▸ Task goal
Present every line below as a numbered list, omitting any blank lines.

[Lines of data]
◇ ◇ ◇ ◇ ◇ ◇ ◇
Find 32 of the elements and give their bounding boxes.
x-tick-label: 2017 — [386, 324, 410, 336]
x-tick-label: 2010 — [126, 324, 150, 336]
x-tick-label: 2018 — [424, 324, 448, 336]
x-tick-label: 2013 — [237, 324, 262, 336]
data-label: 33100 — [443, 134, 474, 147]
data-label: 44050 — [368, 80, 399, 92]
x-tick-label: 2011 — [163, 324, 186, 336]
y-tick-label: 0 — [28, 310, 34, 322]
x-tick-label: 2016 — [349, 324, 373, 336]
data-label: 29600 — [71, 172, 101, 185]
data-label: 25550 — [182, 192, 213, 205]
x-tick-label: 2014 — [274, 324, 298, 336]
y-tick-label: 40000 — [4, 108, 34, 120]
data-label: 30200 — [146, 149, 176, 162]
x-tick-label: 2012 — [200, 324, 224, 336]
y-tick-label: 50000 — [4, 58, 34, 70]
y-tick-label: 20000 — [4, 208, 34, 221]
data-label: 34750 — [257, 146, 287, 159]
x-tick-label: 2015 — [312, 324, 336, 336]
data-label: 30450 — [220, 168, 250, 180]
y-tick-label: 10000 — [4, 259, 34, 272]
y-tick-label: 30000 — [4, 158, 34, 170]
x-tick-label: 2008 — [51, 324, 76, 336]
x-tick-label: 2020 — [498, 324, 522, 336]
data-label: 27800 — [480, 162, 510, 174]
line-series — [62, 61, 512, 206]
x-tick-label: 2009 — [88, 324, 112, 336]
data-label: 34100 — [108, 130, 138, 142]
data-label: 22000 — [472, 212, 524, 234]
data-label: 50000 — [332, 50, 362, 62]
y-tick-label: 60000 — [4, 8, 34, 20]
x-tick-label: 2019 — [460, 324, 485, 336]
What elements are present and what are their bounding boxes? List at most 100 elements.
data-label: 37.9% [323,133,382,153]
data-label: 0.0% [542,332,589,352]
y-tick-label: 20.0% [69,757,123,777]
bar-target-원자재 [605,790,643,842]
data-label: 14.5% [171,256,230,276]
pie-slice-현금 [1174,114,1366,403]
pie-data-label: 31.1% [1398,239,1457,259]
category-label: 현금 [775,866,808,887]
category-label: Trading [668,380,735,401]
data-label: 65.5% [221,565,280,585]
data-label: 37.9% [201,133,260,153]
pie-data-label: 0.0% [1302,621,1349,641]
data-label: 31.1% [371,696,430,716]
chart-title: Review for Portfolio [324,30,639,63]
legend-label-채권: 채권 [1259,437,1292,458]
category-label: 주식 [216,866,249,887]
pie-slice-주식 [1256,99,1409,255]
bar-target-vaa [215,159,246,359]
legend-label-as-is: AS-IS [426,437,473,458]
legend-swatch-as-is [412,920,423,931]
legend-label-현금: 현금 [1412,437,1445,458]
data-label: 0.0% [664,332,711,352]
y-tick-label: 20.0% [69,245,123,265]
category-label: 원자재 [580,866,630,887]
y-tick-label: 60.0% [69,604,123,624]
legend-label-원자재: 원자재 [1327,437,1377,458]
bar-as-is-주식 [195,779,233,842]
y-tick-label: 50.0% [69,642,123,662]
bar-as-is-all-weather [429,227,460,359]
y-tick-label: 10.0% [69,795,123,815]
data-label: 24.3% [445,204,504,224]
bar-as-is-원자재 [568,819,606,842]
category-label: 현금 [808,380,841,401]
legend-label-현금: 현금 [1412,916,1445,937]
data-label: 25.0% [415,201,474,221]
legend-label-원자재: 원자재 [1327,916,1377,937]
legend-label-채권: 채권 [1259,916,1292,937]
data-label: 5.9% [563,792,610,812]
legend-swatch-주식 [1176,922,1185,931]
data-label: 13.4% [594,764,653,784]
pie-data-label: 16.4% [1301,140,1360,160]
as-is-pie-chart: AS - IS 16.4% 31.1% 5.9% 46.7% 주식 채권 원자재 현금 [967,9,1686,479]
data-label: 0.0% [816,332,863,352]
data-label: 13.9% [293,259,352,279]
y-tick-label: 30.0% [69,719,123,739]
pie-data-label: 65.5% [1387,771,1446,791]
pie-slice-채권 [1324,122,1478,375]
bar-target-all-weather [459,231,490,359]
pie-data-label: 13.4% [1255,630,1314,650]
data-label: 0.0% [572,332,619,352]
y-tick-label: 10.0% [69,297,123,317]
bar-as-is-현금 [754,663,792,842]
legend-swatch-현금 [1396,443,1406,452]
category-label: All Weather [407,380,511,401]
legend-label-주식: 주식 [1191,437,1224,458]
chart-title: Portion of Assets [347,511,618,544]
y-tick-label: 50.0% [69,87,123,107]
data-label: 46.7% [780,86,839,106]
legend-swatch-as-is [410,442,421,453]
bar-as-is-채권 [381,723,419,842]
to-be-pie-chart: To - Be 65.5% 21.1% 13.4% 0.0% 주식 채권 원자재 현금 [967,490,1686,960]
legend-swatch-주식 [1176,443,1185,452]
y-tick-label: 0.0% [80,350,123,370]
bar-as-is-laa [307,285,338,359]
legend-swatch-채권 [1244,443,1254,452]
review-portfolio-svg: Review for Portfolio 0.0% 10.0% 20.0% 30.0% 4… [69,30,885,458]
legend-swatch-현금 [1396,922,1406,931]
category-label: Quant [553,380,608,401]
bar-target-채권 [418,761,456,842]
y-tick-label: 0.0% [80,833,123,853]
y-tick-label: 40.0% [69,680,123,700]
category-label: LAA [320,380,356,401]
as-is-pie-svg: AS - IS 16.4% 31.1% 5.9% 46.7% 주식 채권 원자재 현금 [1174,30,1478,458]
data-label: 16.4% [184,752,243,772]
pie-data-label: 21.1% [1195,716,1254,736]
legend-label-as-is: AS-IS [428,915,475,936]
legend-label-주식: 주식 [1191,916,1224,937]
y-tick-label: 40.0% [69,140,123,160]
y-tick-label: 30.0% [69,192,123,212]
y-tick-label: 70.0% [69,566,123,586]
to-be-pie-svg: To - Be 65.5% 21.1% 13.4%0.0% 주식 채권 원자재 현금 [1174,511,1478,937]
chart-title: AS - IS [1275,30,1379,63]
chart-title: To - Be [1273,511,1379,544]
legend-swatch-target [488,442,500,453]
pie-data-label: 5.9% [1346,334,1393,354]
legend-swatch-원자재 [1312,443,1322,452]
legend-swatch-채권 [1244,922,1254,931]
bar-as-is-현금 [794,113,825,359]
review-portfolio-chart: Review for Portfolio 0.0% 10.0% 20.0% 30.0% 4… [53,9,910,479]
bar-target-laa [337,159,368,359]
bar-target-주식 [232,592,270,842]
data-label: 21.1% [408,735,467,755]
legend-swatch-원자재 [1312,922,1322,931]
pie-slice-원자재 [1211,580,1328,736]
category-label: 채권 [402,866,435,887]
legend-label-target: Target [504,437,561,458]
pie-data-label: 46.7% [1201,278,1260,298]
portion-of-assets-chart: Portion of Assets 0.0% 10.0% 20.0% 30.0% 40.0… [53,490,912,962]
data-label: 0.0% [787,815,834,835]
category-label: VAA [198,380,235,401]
◇ ◇ ◇ ◇ ◇ ◇ ◇
▸ The response
1. Find 32 of the elements and give their bounding boxes.
2. x-tick-label: 2017 — [386, 324, 410, 336]
3. x-tick-label: 2010 — [126, 324, 150, 336]
4. x-tick-label: 2018 — [424, 324, 448, 336]
5. x-tick-label: 2013 — [237, 324, 262, 336]
6. data-label: 33100 — [443, 134, 474, 147]
7. data-label: 44050 — [368, 80, 399, 92]
8. x-tick-label: 2011 — [163, 324, 186, 336]
9. y-tick-label: 0 — [28, 310, 34, 322]
10. x-tick-label: 2016 — [349, 324, 373, 336]
11. data-label: 29600 — [71, 172, 101, 185]
12. data-label: 25550 — [182, 192, 213, 205]
13. x-tick-label: 2014 — [274, 324, 298, 336]
14. y-tick-label: 40000 — [4, 108, 34, 120]
15. data-label: 30200 — [146, 149, 176, 162]
16. x-tick-label: 2012 — [200, 324, 224, 336]
17. y-tick-label: 50000 — [4, 58, 34, 70]
18. y-tick-label: 20000 — [4, 208, 34, 221]
19. data-label: 34750 — [257, 146, 287, 159]
20. x-tick-label: 2015 — [312, 324, 336, 336]
21. data-label: 30450 — [220, 168, 250, 180]
22. y-tick-label: 10000 — [4, 259, 34, 272]
23. y-tick-label: 30000 — [4, 158, 34, 170]
24. x-tick-label: 2008 — [51, 324, 76, 336]
25. x-tick-label: 2020 — [498, 324, 522, 336]
26. data-label: 27800 — [480, 162, 510, 174]
27. line-series — [62, 61, 512, 206]
28. x-tick-label: 2009 — [88, 324, 112, 336]
29. data-label: 34100 — [108, 130, 138, 142]
30. data-label: 22000 — [472, 212, 524, 234]
31. data-label: 50000 — [332, 50, 362, 62]
32. y-tick-label: 60000 — [4, 8, 34, 20]
33. x-tick-label: 2019 — [460, 324, 485, 336]
34. What elements are present and what are their bounding boxes? List at most 100 elements.
35. data-label: 37.9% [323,133,382,153]
36. data-label: 0.0% [542,332,589,352]
37. y-tick-label: 20.0% [69,757,123,777]
38. bar-target-원자재 [605,790,643,842]
39. data-label: 14.5% [171,256,230,276]
40. pie-slice-현금 [1174,114,1366,403]
41. pie-data-label: 31.1% [1398,239,1457,259]
42. category-label: 현금 [775,866,808,887]
43. category-label: Trading [668,380,735,401]
44. data-label: 65.5% [221,565,280,585]
45. data-label: 37.9% [201,133,260,153]
46. pie-data-label: 0.0% [1302,621,1349,641]
47. data-label: 31.1% [371,696,430,716]
48. chart-title: Review for Portfolio [324,30,639,63]
49. legend-label-채권: 채권 [1259,437,1292,458]
50. category-label: 주식 [216,866,249,887]
51. pie-slice-주식 [1256,99,1409,255]
52. bar-target-vaa [215,159,246,359]
53. legend-label-as-is: AS-IS [426,437,473,458]
54. legend-swatch-as-is [412,920,423,931]
55. legend-label-현금: 현금 [1412,437,1445,458]
56. data-label: 0.0% [664,332,711,352]
57. y-tick-label: 20.0% [69,245,123,265]
58. category-label: 원자재 [580,866,630,887]
59. y-tick-label: 60.0% [69,604,123,624]
60. legend-label-원자재: 원자재 [1327,437,1377,458]
61. bar-as-is-주식 [195,779,233,842]
62. y-tick-label: 50.0% [69,642,123,662]
63. bar-as-is-all-weather [429,227,460,359]
64. y-tick-label: 10.0% [69,795,123,815]
65. data-label: 24.3% [445,204,504,224]
66. bar-as-is-원자재 [568,819,606,842]
67. category-label: 현금 [808,380,841,401]
68. legend-label-현금: 현금 [1412,916,1445,937]
69. data-label: 25.0% [415,201,474,221]
70. legend-label-원자재: 원자재 [1327,916,1377,937]
71. legend-label-채권: 채권 [1259,916,1292,937]
72. data-label: 5.9% [563,792,610,812]
73. legend-swatch-주식 [1176,922,1185,931]
74. data-label: 13.4% [594,764,653,784]
75. pie-data-label: 16.4% [1301,140,1360,160]
76. as-is-pie-chart: AS - IS 16.4% 31.1% 5.9% 46.7% 주식 채권 원자재 현금 [967,9,1686,479]
77. data-label: 0.0% [816,332,863,352]
78. data-label: 13.9% [293,259,352,279]
79. y-tick-label: 30.0% [69,719,123,739]
80. pie-data-label: 65.5% [1387,771,1446,791]
81. pie-slice-채권 [1324,122,1478,375]
82. bar-target-all-weather [459,231,490,359]
83. pie-data-label: 13.4% [1255,630,1314,650]
84. data-label: 0.0% [572,332,619,352]
85. y-tick-label: 10.0% [69,297,123,317]
86. bar-as-is-현금 [754,663,792,842]
87. legend-swatch-현금 [1396,443,1406,452]
88. category-label: All Weather [407,380,511,401]
89. legend-label-주식: 주식 [1191,437,1224,458]
90. chart-title: Portion of Assets [347,511,618,544]
91. y-tick-label: 50.0% [69,87,123,107]
92. data-label: 46.7% [780,86,839,106]
93. legend-swatch-as-is [410,442,421,453]
94. bar-as-is-채권 [381,723,419,842]
95. to-be-pie-chart: To - Be 65.5% 21.1% 13.4% 0.0% 주식 채권 원자재 현금 [967,490,1686,960]
96. legend-swatch-주식 [1176,443,1185,452]
97. y-tick-label: 0.0% [80,350,123,370]
98. bar-as-is-laa [307,285,338,359]
99. legend-swatch-채권 [1244,443,1254,452]
100. review-portfolio-svg: Review for Portfolio 0.0% 10.0% 20.0% 30.0% 4… [69,30,885,458]
101. legend-swatch-현금 [1396,922,1406,931]
102. category-label: Quant [553,380,608,401]
103. bar-target-채권 [418,761,456,842]
104. y-tick-label: 0.0% [80,833,123,853]
105. y-tick-label: 40.0% [69,680,123,700]
106. category-label: LAA [320,380,356,401]
107. as-is-pie-svg: AS - IS 16.4% 31.1% 5.9% 46.7% 주식 채권 원자재 현금 [1174,30,1478,458]
108. data-label: 16.4% [184,752,243,772]
109. pie-data-label: 21.1% [1195,716,1254,736]
110. legend-label-as-is: AS-IS [428,915,475,936]
111. legend-label-주식: 주식 [1191,916,1224,937]
112. y-tick-label: 40.0% [69,140,123,160]
113. y-tick-label: 30.0% [69,192,123,212]
114. y-tick-label: 70.0% [69,566,123,586]
115. to-be-pie-svg: To - Be 65.5% 21.1% 13.4%0.0% 주식 채권 원자재 현금 [1174,511,1478,937]
116. chart-title: AS - IS [1275,30,1379,63]
117. chart-title: To - Be [1273,511,1379,544]
118. legend-swatch-target [488,442,500,453]
119. pie-data-label: 5.9% [1346,334,1393,354]
120. legend-swatch-원자재 [1312,443,1322,452]
121. legend-swatch-채권 [1244,922,1254,931]
122. bar-as-is-현금 [794,113,825,359]
123. review-portfolio-chart: Review for Portfolio 0.0% 10.0% 20.0% 30.0% 4… [53,9,910,479]
124. bar-target-laa [337,159,368,359]
125. bar-target-주식 [232,592,270,842]
126. data-label: 21.1% [408,735,467,755]
127. legend-swatch-원자재 [1312,922,1322,931]
128. pie-slice-원자재 [1211,580,1328,736]
129. category-label: 채권 [402,866,435,887]
130. legend-label-target: Target [504,437,561,458]
131. pie-data-label: 46.7% [1201,278,1260,298]
132. portion-of-assets-chart: Portion of Assets 0.0% 10.0% 20.0% 30.0% 40.0… [53,490,912,962]
133. data-label: 0.0% [787,815,834,835]
134. category-label: VAA [198,380,235,401]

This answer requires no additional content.